## start

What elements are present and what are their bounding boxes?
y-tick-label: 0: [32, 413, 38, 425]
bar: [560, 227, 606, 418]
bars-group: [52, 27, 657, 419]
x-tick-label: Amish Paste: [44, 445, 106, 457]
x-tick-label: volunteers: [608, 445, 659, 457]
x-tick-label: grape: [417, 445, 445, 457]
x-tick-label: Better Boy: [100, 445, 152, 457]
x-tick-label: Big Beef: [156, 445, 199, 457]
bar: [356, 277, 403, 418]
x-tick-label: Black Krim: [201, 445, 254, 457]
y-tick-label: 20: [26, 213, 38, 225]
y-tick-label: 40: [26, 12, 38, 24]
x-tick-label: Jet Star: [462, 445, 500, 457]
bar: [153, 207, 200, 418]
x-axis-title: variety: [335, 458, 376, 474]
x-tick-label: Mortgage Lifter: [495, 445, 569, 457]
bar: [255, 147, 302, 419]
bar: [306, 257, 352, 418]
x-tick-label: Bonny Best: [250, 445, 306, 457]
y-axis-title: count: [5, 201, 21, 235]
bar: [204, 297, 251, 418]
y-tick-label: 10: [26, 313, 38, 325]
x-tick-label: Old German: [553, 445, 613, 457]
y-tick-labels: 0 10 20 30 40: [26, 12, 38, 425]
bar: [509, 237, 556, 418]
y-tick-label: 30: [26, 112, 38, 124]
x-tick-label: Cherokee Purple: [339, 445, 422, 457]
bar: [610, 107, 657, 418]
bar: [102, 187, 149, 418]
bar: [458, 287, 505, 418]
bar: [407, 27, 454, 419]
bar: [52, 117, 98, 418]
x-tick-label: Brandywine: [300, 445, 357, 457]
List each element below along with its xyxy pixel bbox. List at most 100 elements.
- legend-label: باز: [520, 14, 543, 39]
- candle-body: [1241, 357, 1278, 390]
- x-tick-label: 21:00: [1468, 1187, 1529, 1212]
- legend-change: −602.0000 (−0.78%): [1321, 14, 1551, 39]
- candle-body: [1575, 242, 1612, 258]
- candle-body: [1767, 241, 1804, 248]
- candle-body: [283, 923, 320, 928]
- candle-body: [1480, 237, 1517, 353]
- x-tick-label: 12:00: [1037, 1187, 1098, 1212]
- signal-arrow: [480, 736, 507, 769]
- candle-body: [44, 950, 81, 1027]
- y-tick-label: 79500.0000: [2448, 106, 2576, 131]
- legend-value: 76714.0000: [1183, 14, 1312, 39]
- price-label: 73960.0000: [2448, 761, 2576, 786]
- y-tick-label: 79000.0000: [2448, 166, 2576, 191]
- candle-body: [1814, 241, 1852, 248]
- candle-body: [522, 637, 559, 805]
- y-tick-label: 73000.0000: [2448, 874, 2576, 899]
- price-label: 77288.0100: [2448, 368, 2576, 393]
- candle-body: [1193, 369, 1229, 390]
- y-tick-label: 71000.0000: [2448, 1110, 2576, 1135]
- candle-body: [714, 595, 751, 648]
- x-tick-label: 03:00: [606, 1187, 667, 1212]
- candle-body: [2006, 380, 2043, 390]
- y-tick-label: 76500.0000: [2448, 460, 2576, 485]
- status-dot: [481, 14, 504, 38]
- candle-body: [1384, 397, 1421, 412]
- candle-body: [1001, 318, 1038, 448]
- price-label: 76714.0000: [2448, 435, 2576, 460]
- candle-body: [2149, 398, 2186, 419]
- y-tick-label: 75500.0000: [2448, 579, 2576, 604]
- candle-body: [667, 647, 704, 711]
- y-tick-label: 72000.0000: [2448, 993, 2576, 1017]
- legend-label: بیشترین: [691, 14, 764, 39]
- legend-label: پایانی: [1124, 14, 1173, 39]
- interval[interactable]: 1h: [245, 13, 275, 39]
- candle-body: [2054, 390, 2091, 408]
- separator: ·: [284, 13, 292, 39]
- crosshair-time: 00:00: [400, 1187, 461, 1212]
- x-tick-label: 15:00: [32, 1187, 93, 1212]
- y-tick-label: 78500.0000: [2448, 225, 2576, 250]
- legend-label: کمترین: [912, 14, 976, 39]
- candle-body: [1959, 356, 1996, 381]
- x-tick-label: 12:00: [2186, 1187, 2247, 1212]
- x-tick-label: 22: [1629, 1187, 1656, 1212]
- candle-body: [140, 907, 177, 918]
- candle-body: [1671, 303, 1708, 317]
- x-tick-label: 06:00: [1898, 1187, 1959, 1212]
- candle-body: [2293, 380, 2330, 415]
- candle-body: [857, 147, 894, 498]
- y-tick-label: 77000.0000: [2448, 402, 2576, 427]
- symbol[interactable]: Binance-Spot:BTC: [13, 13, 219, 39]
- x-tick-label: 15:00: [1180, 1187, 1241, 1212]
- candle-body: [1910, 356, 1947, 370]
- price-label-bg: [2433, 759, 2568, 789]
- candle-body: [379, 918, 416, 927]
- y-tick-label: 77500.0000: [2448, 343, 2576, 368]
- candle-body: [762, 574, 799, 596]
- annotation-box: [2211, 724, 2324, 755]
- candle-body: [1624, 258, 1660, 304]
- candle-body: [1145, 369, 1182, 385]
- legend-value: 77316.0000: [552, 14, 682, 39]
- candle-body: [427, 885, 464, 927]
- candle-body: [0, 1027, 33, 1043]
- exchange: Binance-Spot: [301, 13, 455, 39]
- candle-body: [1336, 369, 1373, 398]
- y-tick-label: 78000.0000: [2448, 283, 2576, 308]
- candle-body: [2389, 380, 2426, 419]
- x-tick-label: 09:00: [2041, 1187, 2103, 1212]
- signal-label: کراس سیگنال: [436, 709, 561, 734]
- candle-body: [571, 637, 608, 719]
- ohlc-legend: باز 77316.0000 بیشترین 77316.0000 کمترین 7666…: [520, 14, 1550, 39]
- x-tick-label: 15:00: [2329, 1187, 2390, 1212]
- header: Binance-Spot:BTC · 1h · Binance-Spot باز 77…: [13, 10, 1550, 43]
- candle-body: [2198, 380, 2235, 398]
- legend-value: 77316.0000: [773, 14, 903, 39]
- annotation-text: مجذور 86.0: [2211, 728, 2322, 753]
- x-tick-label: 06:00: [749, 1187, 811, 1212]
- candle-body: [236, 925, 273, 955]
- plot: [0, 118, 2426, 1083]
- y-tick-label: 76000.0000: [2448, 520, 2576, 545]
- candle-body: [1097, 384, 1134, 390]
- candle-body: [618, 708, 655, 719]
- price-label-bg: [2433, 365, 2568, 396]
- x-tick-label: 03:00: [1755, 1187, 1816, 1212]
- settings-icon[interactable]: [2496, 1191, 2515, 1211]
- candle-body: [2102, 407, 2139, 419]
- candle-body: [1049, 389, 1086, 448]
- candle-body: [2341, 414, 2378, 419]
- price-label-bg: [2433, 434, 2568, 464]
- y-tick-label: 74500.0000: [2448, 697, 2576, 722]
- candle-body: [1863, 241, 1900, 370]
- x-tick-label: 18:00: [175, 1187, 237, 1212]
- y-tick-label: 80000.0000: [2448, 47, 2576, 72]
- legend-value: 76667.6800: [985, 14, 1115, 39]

## end

What the exercise asks: Update the material above by changing every "candle-body" to "candle", and leave everything else unchanged.

Answer to this task:
What elements are present and what are their bounding boxes?
y-tick-label: 0: [32, 413, 38, 425]
bar: [560, 227, 606, 418]
bars-group: [52, 27, 657, 419]
x-tick-label: Amish Paste: [44, 445, 106, 457]
x-tick-label: volunteers: [608, 445, 659, 457]
x-tick-label: grape: [417, 445, 445, 457]
x-tick-label: Better Boy: [100, 445, 152, 457]
x-tick-label: Big Beef: [156, 445, 199, 457]
bar: [356, 277, 403, 418]
x-tick-label: Black Krim: [201, 445, 254, 457]
y-tick-label: 20: [26, 213, 38, 225]
y-tick-label: 40: [26, 12, 38, 24]
x-tick-label: Jet Star: [462, 445, 500, 457]
bar: [153, 207, 200, 418]
x-axis-title: variety: [335, 458, 376, 474]
x-tick-label: Mortgage Lifter: [495, 445, 569, 457]
bar: [255, 147, 302, 419]
bar: [306, 257, 352, 418]
x-tick-label: Bonny Best: [250, 445, 306, 457]
y-axis-title: count: [5, 201, 21, 235]
bar: [204, 297, 251, 418]
y-tick-label: 10: [26, 313, 38, 325]
x-tick-label: Old German: [553, 445, 613, 457]
y-tick-labels: 0 10 20 30 40: [26, 12, 38, 425]
bar: [509, 237, 556, 418]
y-tick-label: 30: [26, 112, 38, 124]
x-tick-label: Cherokee Purple: [339, 445, 422, 457]
bar: [610, 107, 657, 418]
bar: [102, 187, 149, 418]
bar: [458, 287, 505, 418]
bar: [407, 27, 454, 419]
bar: [52, 117, 98, 418]
x-tick-label: Brandywine: [300, 445, 357, 457]
List each element below along with its xyxy pixel bbox. List at most 100 elements.
- legend-label: باز: [520, 14, 543, 39]
- candle: [1241, 357, 1278, 390]
- x-tick-label: 21:00: [1468, 1187, 1529, 1212]
- legend-change: −602.0000 (−0.78%): [1321, 14, 1551, 39]
- candle: [1575, 242, 1612, 258]
- candle: [1767, 241, 1804, 248]
- candle: [283, 923, 320, 928]
- candle: [1480, 237, 1517, 353]
- x-tick-label: 12:00: [1037, 1187, 1098, 1212]
- signal-arrow: [480, 736, 507, 769]
- candle: [44, 950, 81, 1027]
- y-tick-label: 79500.0000: [2448, 106, 2576, 131]
- legend-value: 76714.0000: [1183, 14, 1312, 39]
- price-label: 73960.0000: [2448, 761, 2576, 786]
- y-tick-label: 79000.0000: [2448, 166, 2576, 191]
- candle: [1814, 241, 1852, 248]
- candle: [522, 637, 559, 805]
- y-tick-label: 73000.0000: [2448, 874, 2576, 899]
- price-label: 77288.0100: [2448, 368, 2576, 393]
- candle: [1193, 369, 1229, 390]
- y-tick-label: 71000.0000: [2448, 1110, 2576, 1135]
- candle: [714, 595, 751, 648]
- x-tick-label: 03:00: [606, 1187, 667, 1212]
- candle: [2006, 380, 2043, 390]
- y-tick-label: 76500.0000: [2448, 460, 2576, 485]
- status-dot: [481, 14, 504, 38]
- candle: [1384, 397, 1421, 412]
- candle: [1001, 318, 1038, 448]
- price-label: 76714.0000: [2448, 435, 2576, 460]
- candle: [2149, 398, 2186, 419]
- y-tick-label: 75500.0000: [2448, 579, 2576, 604]
- candle: [667, 647, 704, 711]
- y-tick-label: 72000.0000: [2448, 993, 2576, 1017]
- legend-label: بیشترین: [691, 14, 764, 39]
- legend-label: پایانی: [1124, 14, 1173, 39]
- interval[interactable]: 1h: [245, 13, 275, 39]
- candle: [2054, 390, 2091, 408]
- separator: ·: [284, 13, 292, 39]
- crosshair-time: 00:00: [400, 1187, 461, 1212]
- x-tick-label: 15:00: [32, 1187, 93, 1212]
- y-tick-label: 78500.0000: [2448, 225, 2576, 250]
- legend-label: کمترین: [912, 14, 976, 39]
- candle: [1959, 356, 1996, 381]
- x-tick-label: 12:00: [2186, 1187, 2247, 1212]
- x-tick-label: 22: [1629, 1187, 1656, 1212]
- candle: [140, 907, 177, 918]
- candle: [1671, 303, 1708, 317]
- x-tick-label: 06:00: [1898, 1187, 1959, 1212]
- candle: [2293, 380, 2330, 415]
- candle: [857, 147, 894, 498]
- y-tick-label: 77000.0000: [2448, 402, 2576, 427]
- symbol[interactable]: Binance-Spot:BTC: [13, 13, 219, 39]
- x-tick-label: 15:00: [1180, 1187, 1241, 1212]
- candle: [1910, 356, 1947, 370]
- price-label-bg: [2433, 759, 2568, 789]
- candle: [379, 918, 416, 927]
- y-tick-label: 77500.0000: [2448, 343, 2576, 368]
- candle: [762, 574, 799, 596]
- annotation-box: [2211, 724, 2324, 755]
- candle: [1624, 258, 1660, 304]
- candle: [1145, 369, 1182, 385]
- legend-value: 77316.0000: [552, 14, 682, 39]
- candle: [427, 885, 464, 927]
- candle: [0, 1027, 33, 1043]
- exchange: Binance-Spot: [301, 13, 455, 39]
- candle: [1336, 369, 1373, 398]
- y-tick-label: 78000.0000: [2448, 283, 2576, 308]
- candle: [2389, 380, 2426, 419]
- x-tick-label: 09:00: [2041, 1187, 2103, 1212]
- signal-label: کراس سیگنال: [436, 709, 561, 734]
- candle: [571, 637, 608, 719]
- ohlc-legend: باز 77316.0000 بیشترین 77316.0000 کمترین 7666…: [520, 14, 1550, 39]
- x-tick-label: 15:00: [2329, 1187, 2390, 1212]
- header: Binance-Spot:BTC · 1h · Binance-Spot باز 77…: [13, 10, 1550, 43]
- candle: [2198, 380, 2235, 398]
- legend-value: 77316.0000: [773, 14, 903, 39]
- annotation-text: مجذور 86.0: [2211, 728, 2322, 753]
- x-tick-label: 06:00: [749, 1187, 811, 1212]
- candle: [236, 925, 273, 955]
- plot: [0, 118, 2426, 1083]
- y-tick-label: 76000.0000: [2448, 520, 2576, 545]
- candle: [1097, 384, 1134, 390]
- candle: [618, 708, 655, 719]
- price-label-bg: [2433, 365, 2568, 396]
- x-tick-label: 03:00: [1755, 1187, 1816, 1212]
- settings-icon[interactable]: [2496, 1191, 2515, 1211]
- candle: [2102, 407, 2139, 419]
- candle: [1049, 389, 1086, 448]
- candle: [2341, 414, 2378, 419]
- price-label-bg: [2433, 434, 2568, 464]
- y-tick-label: 74500.0000: [2448, 697, 2576, 722]
- candle: [1863, 241, 1900, 370]
- x-tick-label: 18:00: [175, 1187, 237, 1212]
- y-tick-label: 80000.0000: [2448, 47, 2576, 72]
- legend-value: 76667.6800: [985, 14, 1115, 39]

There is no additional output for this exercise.